Answer
$$\frac{1}{2}x\sqrt {{x^2} + 1} - \frac{1}{2}\ln \left| {\sqrt {{x^2} + 1} + x} \right| + C$$
Work Step by Step
$$\eqalign{
& \int {\frac{{{x^2}}}{{\sqrt {{x^2} + 1} }}} dx \cr
& {\text{Let }}x = \tan \theta ,{\text{ }}dx = {\sec ^2}\theta d\theta \cr
& {\text{Substituting}} \cr
& \int {\frac{{{x^2}}}{{\sqrt {{x^2} + 1} }}} dx = \int {\frac{{{{\left( {\tan \theta } \right)}^2}}}{{\sqrt {{{\left( {\tan \theta } \right)}^2} + 1} }}} \left( {{{\sec }^2}\theta } \right)d\theta \cr
& = \int {\frac{{{{\tan }^2}\theta }}{{\sqrt {{{\sec }^2}\theta } }}} \left( {{{\sec }^2}\theta } \right)d\theta \cr
& = \int {{{\tan }^2}\theta \sec \theta } d\theta \cr
& {\text{Use pythagorean identity}} \cr
& = \int {\left( {{{\sec }^2}\theta - 1} \right)\sec \theta } d\theta \cr
& = \int {\left( {{{\sec }^3}\theta - \sec \theta } \right)} d\theta \cr
& = \int {{{\sec }^3}\theta } d\theta - \int {\sec \theta } d\theta \cr
& {\text{Integrating}} \cr
& = \frac{1}{2}\sec \theta \tan \theta + \frac{1}{2}\ln \left| {\sec \theta + \tan \theta } \right| - \ln \left| {\sec \theta + \tan \theta } \right| + C \cr
& = \frac{1}{2}\sec \theta \tan \theta - \frac{1}{2}\ln \left| {\sec \theta + \tan \theta } \right| + C \cr
& {\text{Write in terms of }}x \cr
& = \frac{1}{2}x\sqrt {{x^2} + 1} - \frac{1}{2}\ln \left| {\sqrt {{x^2} + 1} + x} \right| + C \cr} $$

**Stated exercise 1**
Condense the steps under "Work Step by Step" in the integral solution into a brief list. Keep the substitution, the identity used, and the result.

(Data extracted from a collection)
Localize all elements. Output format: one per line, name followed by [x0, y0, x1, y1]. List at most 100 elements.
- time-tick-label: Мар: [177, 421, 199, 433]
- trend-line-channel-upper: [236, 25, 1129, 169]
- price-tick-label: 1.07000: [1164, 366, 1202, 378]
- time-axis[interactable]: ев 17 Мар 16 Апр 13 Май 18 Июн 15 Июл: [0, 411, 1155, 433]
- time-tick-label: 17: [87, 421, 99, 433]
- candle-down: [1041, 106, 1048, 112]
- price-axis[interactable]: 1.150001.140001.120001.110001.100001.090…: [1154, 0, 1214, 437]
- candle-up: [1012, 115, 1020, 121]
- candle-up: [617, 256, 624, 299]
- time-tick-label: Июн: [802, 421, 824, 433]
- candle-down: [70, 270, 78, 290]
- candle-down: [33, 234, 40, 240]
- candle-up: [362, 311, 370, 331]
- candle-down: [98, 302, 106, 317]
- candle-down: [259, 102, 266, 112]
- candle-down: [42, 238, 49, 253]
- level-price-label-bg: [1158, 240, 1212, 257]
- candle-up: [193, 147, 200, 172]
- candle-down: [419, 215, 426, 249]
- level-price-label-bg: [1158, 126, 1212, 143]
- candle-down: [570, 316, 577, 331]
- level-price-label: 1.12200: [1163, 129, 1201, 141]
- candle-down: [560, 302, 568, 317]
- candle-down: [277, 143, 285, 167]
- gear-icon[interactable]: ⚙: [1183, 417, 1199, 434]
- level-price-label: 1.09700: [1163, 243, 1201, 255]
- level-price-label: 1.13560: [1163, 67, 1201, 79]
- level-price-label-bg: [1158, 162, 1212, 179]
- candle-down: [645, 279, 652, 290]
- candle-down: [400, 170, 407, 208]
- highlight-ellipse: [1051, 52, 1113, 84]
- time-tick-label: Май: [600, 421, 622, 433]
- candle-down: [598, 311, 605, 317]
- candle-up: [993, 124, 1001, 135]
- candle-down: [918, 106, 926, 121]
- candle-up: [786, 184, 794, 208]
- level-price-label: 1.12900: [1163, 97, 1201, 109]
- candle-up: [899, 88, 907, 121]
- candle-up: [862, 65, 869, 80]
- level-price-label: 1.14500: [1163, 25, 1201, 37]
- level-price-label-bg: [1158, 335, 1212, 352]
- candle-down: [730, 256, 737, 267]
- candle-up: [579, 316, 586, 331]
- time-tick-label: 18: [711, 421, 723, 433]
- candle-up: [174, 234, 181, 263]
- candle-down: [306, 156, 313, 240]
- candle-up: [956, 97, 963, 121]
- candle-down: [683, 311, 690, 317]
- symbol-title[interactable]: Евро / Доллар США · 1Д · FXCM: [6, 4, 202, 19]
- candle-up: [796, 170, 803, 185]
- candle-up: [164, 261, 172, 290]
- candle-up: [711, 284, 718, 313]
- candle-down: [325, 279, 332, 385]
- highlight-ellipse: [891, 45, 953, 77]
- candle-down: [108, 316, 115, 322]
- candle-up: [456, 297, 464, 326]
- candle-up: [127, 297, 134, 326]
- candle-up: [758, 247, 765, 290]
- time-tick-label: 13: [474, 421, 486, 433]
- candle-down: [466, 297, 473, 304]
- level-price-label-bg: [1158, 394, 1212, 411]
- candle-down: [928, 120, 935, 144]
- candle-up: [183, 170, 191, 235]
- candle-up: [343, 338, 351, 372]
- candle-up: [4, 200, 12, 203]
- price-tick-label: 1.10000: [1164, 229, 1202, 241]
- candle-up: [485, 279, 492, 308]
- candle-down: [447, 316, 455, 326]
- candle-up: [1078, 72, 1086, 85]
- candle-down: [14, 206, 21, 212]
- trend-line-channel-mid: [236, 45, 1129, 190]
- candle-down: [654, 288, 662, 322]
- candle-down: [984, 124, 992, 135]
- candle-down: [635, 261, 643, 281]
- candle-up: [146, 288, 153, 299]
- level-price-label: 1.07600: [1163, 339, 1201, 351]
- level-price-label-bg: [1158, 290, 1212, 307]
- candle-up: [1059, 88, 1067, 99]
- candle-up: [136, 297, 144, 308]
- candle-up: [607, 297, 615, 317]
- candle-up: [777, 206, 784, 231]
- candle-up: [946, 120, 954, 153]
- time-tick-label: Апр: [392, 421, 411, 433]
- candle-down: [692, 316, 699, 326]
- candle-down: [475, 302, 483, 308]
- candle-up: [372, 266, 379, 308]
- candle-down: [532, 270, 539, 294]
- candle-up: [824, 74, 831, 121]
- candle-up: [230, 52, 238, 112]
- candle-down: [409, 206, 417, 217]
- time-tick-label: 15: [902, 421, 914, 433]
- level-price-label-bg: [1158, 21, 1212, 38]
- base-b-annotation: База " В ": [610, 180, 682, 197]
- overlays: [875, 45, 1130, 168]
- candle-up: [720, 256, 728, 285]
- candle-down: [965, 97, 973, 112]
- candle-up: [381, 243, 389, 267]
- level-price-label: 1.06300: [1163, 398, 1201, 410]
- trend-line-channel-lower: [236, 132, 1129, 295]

**Stated exercise 2**
Quote the records from their first line through the line containing "- time-tick-label: Июн: [802, 421, 824, 433]", including both of those lines.

**Exercise answer 1**
- Start with the integral of x²/√(x² + 1) dx.
- Substitute x = tan θ and dx = sec²θ dθ, which reduces the integral to ∫ tan²θ sec θ dθ.
- Apply the Pythagorean identity to get ∫ (sec³θ − sec θ) dθ, which is split into ∫ sec³θ dθ − ∫ sec θ dθ.
- Integrate to get ½ sec θ tan θ − ½ ln|sec θ + tan θ| + C.
- Rewrite in terms of x: ½x√(x² + 1) − ½ ln|√(x² + 1) + x| + C.

**Exercise answer 2**
Localize all elements. Output format: one per line, name followed by [x0, y0, x1, y1]. List at most 100 elements.
- time-tick-label: Мар: [177, 421, 199, 433]
- trend-line-channel-upper: [236, 25, 1129, 169]
- price-tick-label: 1.07000: [1164, 366, 1202, 378]
- time-axis[interactable]: ев 17 Мар 16 Апр 13 Май 18 Июн 15 Июл: [0, 411, 1155, 433]
- time-tick-label: 17: [87, 421, 99, 433]
- candle-down: [1041, 106, 1048, 112]
- price-axis[interactable]: 1.150001.140001.120001.110001.100001.090…: [1154, 0, 1214, 437]
- candle-up: [1012, 115, 1020, 121]
- candle-up: [617, 256, 624, 299]
- time-tick-label: Июн: [802, 421, 824, 433]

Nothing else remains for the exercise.